What you need to do: Turn the listing below into a JSON list of strings, with one string for each line and blank lines left out.

Stored records:

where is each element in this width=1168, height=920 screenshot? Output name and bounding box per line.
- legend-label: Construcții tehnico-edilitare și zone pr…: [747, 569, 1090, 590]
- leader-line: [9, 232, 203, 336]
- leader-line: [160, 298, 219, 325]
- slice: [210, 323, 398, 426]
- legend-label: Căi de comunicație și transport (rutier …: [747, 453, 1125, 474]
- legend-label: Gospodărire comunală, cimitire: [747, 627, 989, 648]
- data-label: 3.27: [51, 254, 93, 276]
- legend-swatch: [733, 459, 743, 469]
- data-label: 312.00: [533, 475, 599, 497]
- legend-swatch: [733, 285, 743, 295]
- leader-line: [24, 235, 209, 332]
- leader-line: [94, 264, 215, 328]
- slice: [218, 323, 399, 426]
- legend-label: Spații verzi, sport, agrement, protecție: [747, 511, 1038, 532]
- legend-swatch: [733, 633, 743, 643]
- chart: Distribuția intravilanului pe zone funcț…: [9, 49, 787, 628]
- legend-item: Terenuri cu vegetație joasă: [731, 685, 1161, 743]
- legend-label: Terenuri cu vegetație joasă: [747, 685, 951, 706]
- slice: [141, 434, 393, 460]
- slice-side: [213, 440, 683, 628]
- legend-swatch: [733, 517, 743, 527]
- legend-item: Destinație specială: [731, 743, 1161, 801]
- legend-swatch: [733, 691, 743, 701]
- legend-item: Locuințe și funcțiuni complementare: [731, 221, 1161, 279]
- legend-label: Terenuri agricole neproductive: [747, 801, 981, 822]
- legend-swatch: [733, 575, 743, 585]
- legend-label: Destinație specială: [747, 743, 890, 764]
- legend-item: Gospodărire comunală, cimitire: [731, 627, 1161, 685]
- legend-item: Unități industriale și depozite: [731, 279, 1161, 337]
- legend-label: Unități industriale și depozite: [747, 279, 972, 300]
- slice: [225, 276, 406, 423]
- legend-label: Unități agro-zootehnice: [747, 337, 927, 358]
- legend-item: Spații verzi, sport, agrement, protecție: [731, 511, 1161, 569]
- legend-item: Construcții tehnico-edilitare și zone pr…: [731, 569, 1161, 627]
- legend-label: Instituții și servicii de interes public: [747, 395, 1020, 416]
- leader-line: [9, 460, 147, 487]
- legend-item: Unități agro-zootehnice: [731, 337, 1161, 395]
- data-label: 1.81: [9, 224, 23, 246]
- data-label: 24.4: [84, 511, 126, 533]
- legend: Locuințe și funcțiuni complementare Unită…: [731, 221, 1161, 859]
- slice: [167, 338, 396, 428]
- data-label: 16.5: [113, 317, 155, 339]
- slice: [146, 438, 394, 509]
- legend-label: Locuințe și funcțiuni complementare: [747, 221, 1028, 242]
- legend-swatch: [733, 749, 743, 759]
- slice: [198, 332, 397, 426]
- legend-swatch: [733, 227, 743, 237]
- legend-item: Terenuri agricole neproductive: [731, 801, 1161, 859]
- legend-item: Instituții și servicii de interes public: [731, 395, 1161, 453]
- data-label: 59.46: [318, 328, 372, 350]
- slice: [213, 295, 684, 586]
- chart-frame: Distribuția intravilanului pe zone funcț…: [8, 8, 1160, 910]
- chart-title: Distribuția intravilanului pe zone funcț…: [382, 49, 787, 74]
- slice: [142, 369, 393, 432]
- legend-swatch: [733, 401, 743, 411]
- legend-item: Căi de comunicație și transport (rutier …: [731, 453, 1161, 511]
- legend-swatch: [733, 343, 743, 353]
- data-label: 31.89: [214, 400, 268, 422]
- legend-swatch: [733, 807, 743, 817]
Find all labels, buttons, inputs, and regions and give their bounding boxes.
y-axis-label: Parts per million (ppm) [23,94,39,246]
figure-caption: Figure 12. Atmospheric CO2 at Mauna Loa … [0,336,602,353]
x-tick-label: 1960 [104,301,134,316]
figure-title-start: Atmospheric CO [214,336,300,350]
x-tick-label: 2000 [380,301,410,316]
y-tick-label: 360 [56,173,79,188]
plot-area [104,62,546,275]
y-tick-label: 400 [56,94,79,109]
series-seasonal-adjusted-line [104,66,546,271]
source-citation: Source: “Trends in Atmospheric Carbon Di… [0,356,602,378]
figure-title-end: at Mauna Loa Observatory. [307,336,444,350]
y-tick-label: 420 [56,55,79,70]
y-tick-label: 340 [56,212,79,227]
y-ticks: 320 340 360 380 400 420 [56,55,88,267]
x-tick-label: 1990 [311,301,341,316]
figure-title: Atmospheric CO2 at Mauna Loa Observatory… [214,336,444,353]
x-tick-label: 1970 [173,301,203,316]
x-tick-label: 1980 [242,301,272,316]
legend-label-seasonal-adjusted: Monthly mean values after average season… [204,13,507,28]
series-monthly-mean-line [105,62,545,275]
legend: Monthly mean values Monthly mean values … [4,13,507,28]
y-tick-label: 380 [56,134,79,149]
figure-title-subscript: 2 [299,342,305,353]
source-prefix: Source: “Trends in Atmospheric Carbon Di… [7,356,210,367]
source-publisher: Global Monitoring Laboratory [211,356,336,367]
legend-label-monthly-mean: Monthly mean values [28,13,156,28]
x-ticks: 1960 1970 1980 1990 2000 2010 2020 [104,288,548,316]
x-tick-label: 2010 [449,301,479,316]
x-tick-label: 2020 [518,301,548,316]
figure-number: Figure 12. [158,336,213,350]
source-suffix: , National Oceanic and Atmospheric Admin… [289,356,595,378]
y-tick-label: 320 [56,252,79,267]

Task result:
[
  "where is each element in this width=1168, height=920 screenshot? Output name and bounding box per line.",
  "- legend-label: Construcții tehnico-edilitare și zone pr…: [747, 569, 1090, 590]",
  "- leader-line: [9, 232, 203, 336]",
  "- leader-line: [160, 298, 219, 325]",
  "- slice: [210, 323, 398, 426]",
  "- legend-label: Căi de comunicație și transport (rutier …: [747, 453, 1125, 474]",
  "- legend-label: Gospodărire comunală, cimitire: [747, 627, 989, 648]",
  "- data-label: 3.27: [51, 254, 93, 276]",
  "- legend-swatch: [733, 459, 743, 469]",
  "- data-label: 312.00: [533, 475, 599, 497]",
  "- legend-swatch: [733, 285, 743, 295]",
  "- leader-line: [24, 235, 209, 332]",
  "- leader-line: [94, 264, 215, 328]",
  "- slice: [218, 323, 399, 426]",
  "- legend-label: Spații verzi, sport, agrement, protecție: [747, 511, 1038, 532]",
  "- legend-swatch: [733, 633, 743, 643]",
  "- chart: Distribuția intravilanului pe zone funcț…: [9, 49, 787, 628]",
  "- legend-item: Terenuri cu vegetație joasă: [731, 685, 1161, 743]",
  "- legend-label: Terenuri cu vegetație joasă: [747, 685, 951, 706]",
  "- slice: [141, 434, 393, 460]",
  "- slice-side: [213, 440, 683, 628]",
  "- legend-swatch: [733, 517, 743, 527]",
  "- legend-item: Destinație specială: [731, 743, 1161, 801]",
  "- legend-swatch: [733, 691, 743, 701]",
  "- legend-item: Locuințe și funcțiuni complementare: [731, 221, 1161, 279]",
  "- legend-label: Terenuri agricole neproductive: [747, 801, 981, 822]",
  "- legend-swatch: [733, 575, 743, 585]",
  "- legend-label: Destinație specială: [747, 743, 890, 764]",
  "- legend-item: Gospodărire comunală, cimitire: [731, 627, 1161, 685]",
  "- legend-item: Unități industriale și depozite: [731, 279, 1161, 337]",
  "- legend-label: Unități industriale și depozite: [747, 279, 972, 300]",
  "- slice: [225, 276, 406, 423]",
  "- legend-label: Unități agro-zootehnice: [747, 337, 927, 358]",
  "- legend-item: Spații verzi, sport, agrement, protecție: [731, 511, 1161, 569]",
  "- legend-item: Construcții tehnico-edilitare și zone pr…: [731, 569, 1161, 627]",
  "- legend-label: Instituții și servicii de interes public: [747, 395, 1020, 416]",
  "- leader-line: [9, 460, 147, 487]",
  "- legend-item: Unități agro-zootehnice: [731, 337, 1161, 395]",
  "- data-label: 1.81: [9, 224, 23, 246]",
  "- data-label: 24.4: [84, 511, 126, 533]",
  "- legend: Locuințe și funcțiuni complementare Unită…: [731, 221, 1161, 859]",
  "- slice: [167, 338, 396, 428]",
  "- data-label: 16.5: [113, 317, 155, 339]",
  "- slice: [146, 438, 394, 509]",
  "- legend-label: Locuințe și funcțiuni complementare: [747, 221, 1028, 242]",
  "- legend-swatch: [733, 749, 743, 759]",
  "- slice: [198, 332, 397, 426]",
  "- legend-swatch: [733, 227, 743, 237]",
  "- legend-item: Terenuri agricole neproductive: [731, 801, 1161, 859]",
  "- legend-item: Instituții și servicii de interes public: [731, 395, 1161, 453]",
  "- data-label: 59.46: [318, 328, 372, 350]",
  "- slice: [213, 295, 684, 586]",
  "- chart-frame: Distribuția intravilanului pe zone funcț…: [8, 8, 1160, 910]",
  "- chart-title: Distribuția intravilanului pe zone funcț…: [382, 49, 787, 74]",
  "- slice: [142, 369, 393, 432]",
  "- legend-swatch: [733, 401, 743, 411]",
  "- legend-item: Căi de comunicație și transport (rutier …: [731, 453, 1161, 511]",
  "- legend-swatch: [733, 343, 743, 353]",
  "- data-label: 31.89: [214, 400, 268, 422]",
  "- legend-swatch: [733, 807, 743, 817]",
  "Find all labels, buttons, inputs, and regions and give their bounding boxes.",
  "y-axis-label: Parts per million (ppm) [23,94,39,246]",
  "figure-caption: Figure 12. Atmospheric CO2 at Mauna Loa … [0,336,602,353]",
  "x-tick-label: 1960 [104,301,134,316]",
  "figure-title-start: Atmospheric CO [214,336,300,350]",
  "x-tick-label: 2000 [380,301,410,316]",
  "y-tick-label: 360 [56,173,79,188]",
  "plot-area [104,62,546,275]",
  "y-tick-label: 400 [56,94,79,109]",
  "series-seasonal-adjusted-line [104,66,546,271]",
  "source-citation: Source: “Trends in Atmospheric Carbon Di… [0,356,602,378]",
  "figure-title-end: at Mauna Loa Observatory. [307,336,444,350]",
  "y-tick-label: 420 [56,55,79,70]",
  "y-tick-label: 340 [56,212,79,227]",
  "y-ticks: 320 340 360 380 400 420 [56,55,88,267]",
  "x-tick-label: 1990 [311,301,341,316]",
  "figure-title: Atmospheric CO2 at Mauna Loa Observatory… [214,336,444,353]",
  "x-tick-label: 1970 [173,301,203,316]",
  "x-tick-label: 1980 [242,301,272,316]",
  "legend-label-seasonal-adjusted: Monthly mean values after average season… [204,13,507,28]",
  "series-monthly-mean-line [105,62,545,275]",
  "legend: Monthly mean values Monthly mean values … [4,13,507,28]",
  "y-tick-label: 380 [56,134,79,149]",
  "figure-title-subscript: 2 [299,342,305,353]",
  "source-prefix: Source: “Trends in Atmospheric Carbon Di… [7,356,210,367]",
  "source-publisher: Global Monitoring Laboratory [211,356,336,367]",
  "legend-label-monthly-mean: Monthly mean values [28,13,156,28]",
  "x-ticks: 1960 1970 1980 1990 2000 2010 2020 [104,288,548,316]",
  "x-tick-label: 2010 [449,301,479,316]",
  "x-tick-label: 2020 [518,301,548,316]",
  "figure-number: Figure 12. [158,336,213,350]",
  "source-suffix: , National Oceanic and Atmospheric Admin… [289,356,595,378]",
  "y-tick-label: 320 [56,252,79,267]"
]